-- START GIVEN DATA --
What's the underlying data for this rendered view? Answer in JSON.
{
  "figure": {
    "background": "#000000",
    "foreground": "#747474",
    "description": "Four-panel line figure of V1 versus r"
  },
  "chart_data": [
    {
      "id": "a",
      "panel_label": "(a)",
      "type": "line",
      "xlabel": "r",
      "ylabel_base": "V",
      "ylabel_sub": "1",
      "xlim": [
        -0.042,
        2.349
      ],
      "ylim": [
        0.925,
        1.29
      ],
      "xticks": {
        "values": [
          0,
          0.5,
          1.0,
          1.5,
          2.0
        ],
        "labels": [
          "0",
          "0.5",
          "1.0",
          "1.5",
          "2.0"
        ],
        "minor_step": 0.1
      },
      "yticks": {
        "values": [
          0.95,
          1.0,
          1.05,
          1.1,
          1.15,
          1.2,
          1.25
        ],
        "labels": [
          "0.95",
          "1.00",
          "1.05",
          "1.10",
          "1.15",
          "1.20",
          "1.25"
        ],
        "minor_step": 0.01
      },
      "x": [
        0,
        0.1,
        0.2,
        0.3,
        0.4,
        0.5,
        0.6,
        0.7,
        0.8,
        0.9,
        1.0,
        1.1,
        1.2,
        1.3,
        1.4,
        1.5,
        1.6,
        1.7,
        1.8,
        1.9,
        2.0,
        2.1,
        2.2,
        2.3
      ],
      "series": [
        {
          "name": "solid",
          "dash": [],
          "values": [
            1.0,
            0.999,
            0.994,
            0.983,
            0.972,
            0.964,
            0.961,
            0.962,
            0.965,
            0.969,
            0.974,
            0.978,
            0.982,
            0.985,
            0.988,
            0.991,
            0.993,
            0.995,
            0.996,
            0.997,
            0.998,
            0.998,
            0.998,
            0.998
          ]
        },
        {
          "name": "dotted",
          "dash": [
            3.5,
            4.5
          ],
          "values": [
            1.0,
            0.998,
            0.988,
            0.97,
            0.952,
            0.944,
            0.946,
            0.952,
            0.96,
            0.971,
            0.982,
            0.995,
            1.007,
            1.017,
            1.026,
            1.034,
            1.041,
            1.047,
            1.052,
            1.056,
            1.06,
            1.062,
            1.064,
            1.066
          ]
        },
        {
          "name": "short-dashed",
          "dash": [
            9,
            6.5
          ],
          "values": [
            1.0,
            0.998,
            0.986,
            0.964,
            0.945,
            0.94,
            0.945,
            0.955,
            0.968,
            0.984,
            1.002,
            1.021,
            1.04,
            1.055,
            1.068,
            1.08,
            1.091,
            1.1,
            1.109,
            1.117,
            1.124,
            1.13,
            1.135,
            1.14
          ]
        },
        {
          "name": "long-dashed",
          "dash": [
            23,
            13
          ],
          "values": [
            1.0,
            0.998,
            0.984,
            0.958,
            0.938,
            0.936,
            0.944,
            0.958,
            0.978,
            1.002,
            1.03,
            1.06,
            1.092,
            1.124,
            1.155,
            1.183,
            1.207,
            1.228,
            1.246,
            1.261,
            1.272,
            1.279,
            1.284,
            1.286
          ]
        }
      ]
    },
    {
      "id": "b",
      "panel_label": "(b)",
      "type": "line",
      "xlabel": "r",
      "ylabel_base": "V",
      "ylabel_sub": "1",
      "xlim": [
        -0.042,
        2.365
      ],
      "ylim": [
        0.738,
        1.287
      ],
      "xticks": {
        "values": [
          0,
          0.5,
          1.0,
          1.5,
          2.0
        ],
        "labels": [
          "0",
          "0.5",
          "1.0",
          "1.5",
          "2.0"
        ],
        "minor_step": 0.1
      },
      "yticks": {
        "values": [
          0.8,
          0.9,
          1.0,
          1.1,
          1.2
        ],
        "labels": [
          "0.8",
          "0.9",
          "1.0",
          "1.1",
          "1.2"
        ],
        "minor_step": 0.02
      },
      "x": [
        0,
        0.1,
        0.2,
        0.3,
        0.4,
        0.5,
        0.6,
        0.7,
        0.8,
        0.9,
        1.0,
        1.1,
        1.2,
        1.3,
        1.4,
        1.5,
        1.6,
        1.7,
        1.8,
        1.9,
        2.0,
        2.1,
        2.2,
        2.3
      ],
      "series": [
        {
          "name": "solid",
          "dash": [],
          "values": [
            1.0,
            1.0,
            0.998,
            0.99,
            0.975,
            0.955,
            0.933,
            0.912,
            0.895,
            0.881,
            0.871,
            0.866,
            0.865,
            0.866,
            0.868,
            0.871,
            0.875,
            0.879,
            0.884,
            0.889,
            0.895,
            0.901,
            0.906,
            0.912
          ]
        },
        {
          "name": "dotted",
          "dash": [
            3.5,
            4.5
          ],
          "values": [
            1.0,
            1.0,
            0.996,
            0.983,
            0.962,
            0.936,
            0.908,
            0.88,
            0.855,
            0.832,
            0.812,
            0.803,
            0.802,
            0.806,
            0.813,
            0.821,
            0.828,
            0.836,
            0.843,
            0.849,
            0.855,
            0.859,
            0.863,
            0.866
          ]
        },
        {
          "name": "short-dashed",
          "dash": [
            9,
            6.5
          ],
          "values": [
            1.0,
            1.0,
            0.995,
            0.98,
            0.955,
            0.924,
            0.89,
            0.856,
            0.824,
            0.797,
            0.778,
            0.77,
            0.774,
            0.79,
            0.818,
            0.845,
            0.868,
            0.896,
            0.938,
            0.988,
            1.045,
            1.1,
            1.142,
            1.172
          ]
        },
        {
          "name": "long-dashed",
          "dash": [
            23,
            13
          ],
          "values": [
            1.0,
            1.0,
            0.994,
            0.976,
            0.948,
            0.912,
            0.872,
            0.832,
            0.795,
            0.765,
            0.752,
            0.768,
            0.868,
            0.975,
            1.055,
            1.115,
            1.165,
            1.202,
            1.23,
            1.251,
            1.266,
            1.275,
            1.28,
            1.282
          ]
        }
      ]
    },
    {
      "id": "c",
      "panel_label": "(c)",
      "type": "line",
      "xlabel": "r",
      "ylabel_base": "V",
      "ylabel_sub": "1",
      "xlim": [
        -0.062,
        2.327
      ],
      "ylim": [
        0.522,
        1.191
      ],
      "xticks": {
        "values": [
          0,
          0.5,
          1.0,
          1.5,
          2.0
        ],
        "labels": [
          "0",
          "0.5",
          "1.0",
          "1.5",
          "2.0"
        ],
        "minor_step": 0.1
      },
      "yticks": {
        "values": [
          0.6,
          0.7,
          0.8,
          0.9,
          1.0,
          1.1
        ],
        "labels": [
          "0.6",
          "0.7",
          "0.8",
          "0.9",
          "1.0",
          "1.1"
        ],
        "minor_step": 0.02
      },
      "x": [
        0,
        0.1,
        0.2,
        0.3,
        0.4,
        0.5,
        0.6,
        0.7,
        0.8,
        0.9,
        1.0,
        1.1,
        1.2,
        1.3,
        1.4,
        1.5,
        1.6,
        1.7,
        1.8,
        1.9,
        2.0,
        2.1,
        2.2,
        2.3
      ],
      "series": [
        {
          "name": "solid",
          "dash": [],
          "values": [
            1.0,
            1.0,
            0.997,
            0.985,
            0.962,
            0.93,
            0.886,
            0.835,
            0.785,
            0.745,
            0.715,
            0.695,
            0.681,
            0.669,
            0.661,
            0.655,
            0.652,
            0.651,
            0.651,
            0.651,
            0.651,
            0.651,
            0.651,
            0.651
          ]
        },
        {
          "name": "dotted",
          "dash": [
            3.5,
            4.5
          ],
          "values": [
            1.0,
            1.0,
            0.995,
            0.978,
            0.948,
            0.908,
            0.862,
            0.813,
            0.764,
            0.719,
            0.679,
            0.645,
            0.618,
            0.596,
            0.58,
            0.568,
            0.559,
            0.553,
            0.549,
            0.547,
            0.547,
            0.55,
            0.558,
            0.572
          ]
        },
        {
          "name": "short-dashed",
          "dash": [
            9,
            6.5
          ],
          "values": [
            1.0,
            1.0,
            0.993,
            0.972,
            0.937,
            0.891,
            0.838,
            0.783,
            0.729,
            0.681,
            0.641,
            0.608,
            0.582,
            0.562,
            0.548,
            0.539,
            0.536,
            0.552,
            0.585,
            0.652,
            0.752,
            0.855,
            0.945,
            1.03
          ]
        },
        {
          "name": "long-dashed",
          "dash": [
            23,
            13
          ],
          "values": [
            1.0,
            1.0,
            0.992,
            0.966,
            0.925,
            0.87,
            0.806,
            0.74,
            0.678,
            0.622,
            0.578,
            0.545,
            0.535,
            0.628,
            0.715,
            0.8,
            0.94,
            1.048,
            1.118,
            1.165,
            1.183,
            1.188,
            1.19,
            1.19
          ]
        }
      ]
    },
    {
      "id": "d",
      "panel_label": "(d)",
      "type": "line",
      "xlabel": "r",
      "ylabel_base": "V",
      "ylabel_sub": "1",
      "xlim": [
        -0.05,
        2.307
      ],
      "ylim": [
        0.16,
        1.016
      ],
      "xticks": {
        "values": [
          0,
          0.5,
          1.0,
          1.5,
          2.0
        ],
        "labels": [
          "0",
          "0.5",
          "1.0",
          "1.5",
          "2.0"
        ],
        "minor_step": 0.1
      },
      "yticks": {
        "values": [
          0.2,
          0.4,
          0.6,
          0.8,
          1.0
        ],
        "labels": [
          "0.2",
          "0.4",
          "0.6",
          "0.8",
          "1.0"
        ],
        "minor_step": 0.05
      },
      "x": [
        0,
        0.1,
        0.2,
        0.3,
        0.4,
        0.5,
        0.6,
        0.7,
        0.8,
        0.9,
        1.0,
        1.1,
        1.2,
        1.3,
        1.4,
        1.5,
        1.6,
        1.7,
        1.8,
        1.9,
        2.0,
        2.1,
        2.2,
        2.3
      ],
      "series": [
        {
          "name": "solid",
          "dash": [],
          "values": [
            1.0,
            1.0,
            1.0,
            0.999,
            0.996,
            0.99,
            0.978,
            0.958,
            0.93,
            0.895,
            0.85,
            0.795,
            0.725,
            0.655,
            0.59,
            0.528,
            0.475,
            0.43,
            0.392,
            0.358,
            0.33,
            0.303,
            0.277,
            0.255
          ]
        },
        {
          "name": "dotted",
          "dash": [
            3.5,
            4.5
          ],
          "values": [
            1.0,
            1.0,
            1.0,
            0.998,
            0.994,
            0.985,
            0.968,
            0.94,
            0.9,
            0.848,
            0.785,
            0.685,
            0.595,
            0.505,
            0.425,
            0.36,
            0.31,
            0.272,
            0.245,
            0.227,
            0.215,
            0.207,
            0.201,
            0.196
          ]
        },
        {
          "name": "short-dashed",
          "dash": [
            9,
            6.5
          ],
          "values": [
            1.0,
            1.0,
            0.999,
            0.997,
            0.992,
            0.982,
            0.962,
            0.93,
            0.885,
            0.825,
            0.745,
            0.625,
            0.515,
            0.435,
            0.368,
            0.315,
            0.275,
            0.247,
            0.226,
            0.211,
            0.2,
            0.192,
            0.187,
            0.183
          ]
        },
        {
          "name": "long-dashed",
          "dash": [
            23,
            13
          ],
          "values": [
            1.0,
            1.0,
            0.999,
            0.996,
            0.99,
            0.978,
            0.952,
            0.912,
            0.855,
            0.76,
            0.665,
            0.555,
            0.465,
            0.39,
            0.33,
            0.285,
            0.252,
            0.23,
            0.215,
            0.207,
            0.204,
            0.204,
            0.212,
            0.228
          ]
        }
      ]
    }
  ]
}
-- END GIVEN DATA --
:: YOUR GOAL ::
Isolate the lines that hold the word "figure" and copy all of them.

:: RESULT FOR THIS EXERCISE ::
  "figure": {
    "description": "Four-panel line figure of V1 versus r"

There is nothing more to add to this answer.